[Exercise inputs]:
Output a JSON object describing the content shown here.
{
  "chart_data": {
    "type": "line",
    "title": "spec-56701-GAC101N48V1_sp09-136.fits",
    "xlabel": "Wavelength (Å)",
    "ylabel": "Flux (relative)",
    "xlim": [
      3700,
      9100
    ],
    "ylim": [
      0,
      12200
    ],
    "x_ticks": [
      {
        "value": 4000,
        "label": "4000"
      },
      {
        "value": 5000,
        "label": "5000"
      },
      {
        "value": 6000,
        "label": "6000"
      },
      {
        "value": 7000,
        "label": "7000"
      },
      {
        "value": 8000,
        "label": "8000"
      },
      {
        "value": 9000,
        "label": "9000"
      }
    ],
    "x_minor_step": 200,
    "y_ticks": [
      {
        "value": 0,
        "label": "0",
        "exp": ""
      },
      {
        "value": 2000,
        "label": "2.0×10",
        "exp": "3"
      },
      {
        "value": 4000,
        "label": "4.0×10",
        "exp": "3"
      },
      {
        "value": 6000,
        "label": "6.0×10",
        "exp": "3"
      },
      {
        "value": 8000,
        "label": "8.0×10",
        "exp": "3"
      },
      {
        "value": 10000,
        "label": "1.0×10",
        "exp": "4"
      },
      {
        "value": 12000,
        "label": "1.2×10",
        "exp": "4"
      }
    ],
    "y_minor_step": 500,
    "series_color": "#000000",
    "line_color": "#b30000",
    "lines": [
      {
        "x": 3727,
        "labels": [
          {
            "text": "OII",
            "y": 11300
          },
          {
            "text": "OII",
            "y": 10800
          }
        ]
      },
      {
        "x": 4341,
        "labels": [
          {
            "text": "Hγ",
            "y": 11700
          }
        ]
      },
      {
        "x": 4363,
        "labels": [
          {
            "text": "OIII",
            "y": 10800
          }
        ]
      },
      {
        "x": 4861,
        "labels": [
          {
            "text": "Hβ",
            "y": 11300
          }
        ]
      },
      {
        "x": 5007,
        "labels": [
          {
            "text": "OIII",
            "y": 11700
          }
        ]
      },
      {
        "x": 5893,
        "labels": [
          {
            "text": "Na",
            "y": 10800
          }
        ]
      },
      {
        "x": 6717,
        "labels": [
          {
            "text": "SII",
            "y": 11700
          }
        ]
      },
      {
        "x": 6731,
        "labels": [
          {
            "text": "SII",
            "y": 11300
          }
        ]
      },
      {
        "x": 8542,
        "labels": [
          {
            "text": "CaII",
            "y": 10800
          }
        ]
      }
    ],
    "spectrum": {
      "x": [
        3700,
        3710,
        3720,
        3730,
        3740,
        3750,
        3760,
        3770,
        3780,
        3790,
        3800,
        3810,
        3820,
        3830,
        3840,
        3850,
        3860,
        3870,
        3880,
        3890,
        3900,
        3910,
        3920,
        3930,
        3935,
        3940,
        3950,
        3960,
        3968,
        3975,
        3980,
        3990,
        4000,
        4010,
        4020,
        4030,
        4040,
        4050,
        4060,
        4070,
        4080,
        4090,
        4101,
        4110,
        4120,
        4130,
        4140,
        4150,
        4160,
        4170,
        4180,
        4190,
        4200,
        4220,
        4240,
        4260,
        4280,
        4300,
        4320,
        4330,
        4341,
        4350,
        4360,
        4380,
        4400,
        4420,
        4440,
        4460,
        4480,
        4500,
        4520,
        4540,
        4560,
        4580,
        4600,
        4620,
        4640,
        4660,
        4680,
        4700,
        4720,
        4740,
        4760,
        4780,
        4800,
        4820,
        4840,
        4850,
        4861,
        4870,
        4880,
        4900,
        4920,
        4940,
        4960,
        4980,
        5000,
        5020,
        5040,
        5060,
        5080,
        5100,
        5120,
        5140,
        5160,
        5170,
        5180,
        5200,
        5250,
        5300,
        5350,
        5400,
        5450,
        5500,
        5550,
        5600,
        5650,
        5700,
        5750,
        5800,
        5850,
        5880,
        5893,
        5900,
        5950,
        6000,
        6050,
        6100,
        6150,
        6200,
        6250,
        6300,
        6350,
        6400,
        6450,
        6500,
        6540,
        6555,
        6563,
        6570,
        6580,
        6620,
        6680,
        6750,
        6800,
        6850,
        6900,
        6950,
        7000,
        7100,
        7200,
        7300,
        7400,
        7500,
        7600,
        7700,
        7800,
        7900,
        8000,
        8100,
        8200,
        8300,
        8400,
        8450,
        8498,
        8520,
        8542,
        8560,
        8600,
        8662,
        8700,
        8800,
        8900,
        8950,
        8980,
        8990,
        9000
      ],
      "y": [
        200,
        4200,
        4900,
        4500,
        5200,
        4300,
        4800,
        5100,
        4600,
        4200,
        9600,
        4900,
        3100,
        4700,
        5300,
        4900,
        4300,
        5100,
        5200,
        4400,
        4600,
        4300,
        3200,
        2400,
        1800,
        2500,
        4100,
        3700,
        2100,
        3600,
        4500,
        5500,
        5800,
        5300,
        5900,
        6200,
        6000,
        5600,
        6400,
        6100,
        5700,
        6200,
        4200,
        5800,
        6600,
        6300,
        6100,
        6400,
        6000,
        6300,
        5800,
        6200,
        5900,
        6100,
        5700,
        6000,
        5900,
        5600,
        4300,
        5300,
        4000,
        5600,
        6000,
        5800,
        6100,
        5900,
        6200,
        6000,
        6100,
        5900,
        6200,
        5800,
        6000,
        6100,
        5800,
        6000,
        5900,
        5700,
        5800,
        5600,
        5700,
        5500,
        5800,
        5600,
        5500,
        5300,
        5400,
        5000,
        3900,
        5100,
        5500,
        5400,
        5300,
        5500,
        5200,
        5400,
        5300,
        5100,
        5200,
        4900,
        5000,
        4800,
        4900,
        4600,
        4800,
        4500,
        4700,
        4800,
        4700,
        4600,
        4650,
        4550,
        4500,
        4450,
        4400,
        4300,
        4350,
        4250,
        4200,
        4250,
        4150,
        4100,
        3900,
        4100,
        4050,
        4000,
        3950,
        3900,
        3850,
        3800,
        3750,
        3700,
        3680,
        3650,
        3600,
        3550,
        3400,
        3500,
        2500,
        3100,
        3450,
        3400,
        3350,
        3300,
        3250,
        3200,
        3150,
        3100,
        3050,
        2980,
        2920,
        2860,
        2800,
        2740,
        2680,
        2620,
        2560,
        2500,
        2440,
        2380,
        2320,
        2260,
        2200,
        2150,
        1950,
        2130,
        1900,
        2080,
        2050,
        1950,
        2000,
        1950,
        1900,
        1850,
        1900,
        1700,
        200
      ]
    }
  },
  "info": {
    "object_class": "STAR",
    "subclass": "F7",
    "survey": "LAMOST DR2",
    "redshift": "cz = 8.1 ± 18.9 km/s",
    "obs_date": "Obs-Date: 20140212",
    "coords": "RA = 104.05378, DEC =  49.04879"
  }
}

[What is asked]: Take the data above and return it exactly.

[Answer to the exercise]:
Output a JSON object describing the content shown here.
{
  "chart_data": {
    "type": "line",
    "title": "spec-56701-GAC101N48V1_sp09-136.fits",
    "xlabel": "Wavelength (Å)",
    "ylabel": "Flux (relative)",
    "xlim": [
      3700,
      9100
    ],
    "ylim": [
      0,
      12200
    ],
    "x_ticks": [
      {
        "value": 4000,
        "label": "4000"
      },
      {
        "value": 5000,
        "label": "5000"
      },
      {
        "value": 6000,
        "label": "6000"
      },
      {
        "value": 7000,
        "label": "7000"
      },
      {
        "value": 8000,
        "label": "8000"
      },
      {
        "value": 9000,
        "label": "9000"
      }
    ],
    "x_minor_step": 200,
    "y_ticks": [
      {
        "value": 0,
        "label": "0",
        "exp": ""
      },
      {
        "value": 2000,
        "label": "2.0×10",
        "exp": "3"
      },
      {
        "value": 4000,
        "label": "4.0×10",
        "exp": "3"
      },
      {
        "value": 6000,
        "label": "6.0×10",
        "exp": "3"
      },
      {
        "value": 8000,
        "label": "8.0×10",
        "exp": "3"
      },
      {
        "value": 10000,
        "label": "1.0×10",
        "exp": "4"
      },
      {
        "value": 12000,
        "label": "1.2×10",
        "exp": "4"
      }
    ],
    "y_minor_step": 500,
    "series_color": "#000000",
    "line_color": "#b30000",
    "lines": [
      {
        "x": 3727,
        "labels": [
          {
            "text": "OII",
            "y": 11300
          },
          {
            "text": "OII",
            "y": 10800
          }
        ]
      },
      {
        "x": 4341,
        "labels": [
          {
            "text": "Hγ",
            "y": 11700
          }
        ]
      },
      {
        "x": 4363,
        "labels": [
          {
            "text": "OIII",
            "y": 10800
          }
        ]
      },
      {
        "x": 4861,
        "labels": [
          {
            "text": "Hβ",
            "y": 11300
          }
        ]
      },
      {
        "x": 5007,
        "labels": [
          {
            "text": "OIII",
            "y": 11700
          }
        ]
      },
      {
        "x": 5893,
        "labels": [
          {
            "text": "Na",
            "y": 10800
          }
        ]
      },
      {
        "x": 6717,
        "labels": [
          {
            "text": "SII",
            "y": 11700
          }
        ]
      },
      {
        "x": 6731,
        "labels": [
          {
            "text": "SII",
            "y": 11300
          }
        ]
      },
      {
        "x": 8542,
        "labels": [
          {
            "text": "CaII",
            "y": 10800
          }
        ]
      }
    ],
    "spectrum": {
      "x": [
        3700,
        3710,
        3720,
        3730,
        3740,
        3750,
        3760,
        3770,
        3780,
        3790,
        3800,
        3810,
        3820,
        3830,
        3840,
        3850,
        3860,
        3870,
        3880,
        3890,
        3900,
        3910,
        3920,
        3930,
        3935,
        3940,
        3950,
        3960,
        3968,
        3975,
        3980,
        3990,
        4000,
        4010,
        4020,
        4030,
        4040,
        4050,
        4060,
        4070,
        4080,
        4090,
        4101,
        4110,
        4120,
        4130,
        4140,
        4150,
        4160,
        4170,
        4180,
        4190,
        4200,
        4220,
        4240,
        4260,
        4280,
        4300,
        4320,
        4330,
        4341,
        4350,
        4360,
        4380,
        4400,
        4420,
        4440,
        4460,
        4480,
        4500,
        4520,
        4540,
        4560,
        4580,
        4600,
        4620,
        4640,
        4660,
        4680,
        4700,
        4720,
        4740,
        4760,
        4780,
        4800,
        4820,
        4840,
        4850,
        4861,
        4870,
        4880,
        4900,
        4920,
        4940,
        4960,
        4980,
        5000,
        5020,
        5040,
        5060,
        5080,
        5100,
        5120,
        5140,
        5160,
        5170,
        5180,
        5200,
        5250,
        5300,
        5350,
        5400,
        5450,
        5500,
        5550,
        5600,
        5650,
        5700,
        5750,
        5800,
        5850,
        5880,
        5893,
        5900,
        5950,
        6000,
        6050,
        6100,
        6150,
        6200,
        6250,
        6300,
        6350,
        6400,
        6450,
        6500,
        6540,
        6555,
        6563,
        6570,
        6580,
        6620,
        6680,
        6750,
        6800,
        6850,
        6900,
        6950,
        7000,
        7100,
        7200,
        7300,
        7400,
        7500,
        7600,
        7700,
        7800,
        7900,
        8000,
        8100,
        8200,
        8300,
        8400,
        8450,
        8498,
        8520,
        8542,
        8560,
        8600,
        8662,
        8700,
        8800,
        8900,
        8950,
        8980,
        8990,
        9000
      ],
      "y": [
        200,
        4200,
        4900,
        4500,
        5200,
        4300,
        4800,
        5100,
        4600,
        4200,
        9600,
        4900,
        3100,
        4700,
        5300,
        4900,
        4300,
        5100,
        5200,
        4400,
        4600,
        4300,
        3200,
        2400,
        1800,
        2500,
        4100,
        3700,
        2100,
        3600,
        4500,
        5500,
        5800,
        5300,
        5900,
        6200,
        6000,
        5600,
        6400,
        6100,
        5700,
        6200,
        4200,
        5800,
        6600,
        6300,
        6100,
        6400,
        6000,
        6300,
        5800,
        6200,
        5900,
        6100,
        5700,
        6000,
        5900,
        5600,
        4300,
        5300,
        4000,
        5600,
        6000,
        5800,
        6100,
        5900,
        6200,
        6000,
        6100,
        5900,
        6200,
        5800,
        6000,
        6100,
        5800,
        6000,
        5900,
        5700,
        5800,
        5600,
        5700,
        5500,
        5800,
        5600,
        5500,
        5300,
        5400,
        5000,
        3900,
        5100,
        5500,
        5400,
        5300,
        5500,
        5200,
        5400,
        5300,
        5100,
        5200,
        4900,
        5000,
        4800,
        4900,
        4600,
        4800,
        4500,
        4700,
        4800,
        4700,
        4600,
        4650,
        4550,
        4500,
        4450,
        4400,
        4300,
        4350,
        4250,
        4200,
        4250,
        4150,
        4100,
        3900,
        4100,
        4050,
        4000,
        3950,
        3900,
        3850,
        3800,
        3750,
        3700,
        3680,
        3650,
        3600,
        3550,
        3400,
        3500,
        2500,
        3100,
        3450,
        3400,
        3350,
        3300,
        3250,
        3200,
        3150,
        3100,
        3050,
        2980,
        2920,
        2860,
        2800,
        2740,
        2680,
        2620,
        2560,
        2500,
        2440,
        2380,
        2320,
        2260,
        2200,
        2150,
        1950,
        2130,
        1900,
        2080,
        2050,
        1950,
        2000,
        1950,
        1900,
        1850,
        1900,
        1700,
        200
      ]
    }
  },
  "info": {
    "object_class": "STAR",
    "subclass": "F7",
    "survey": "LAMOST DR2",
    "redshift": "cz = 8.1 ± 18.9 km/s",
    "obs_date": "Obs-Date: 20140212",
    "coords": "RA = 104.05378, DEC =  49.04879"
  }
}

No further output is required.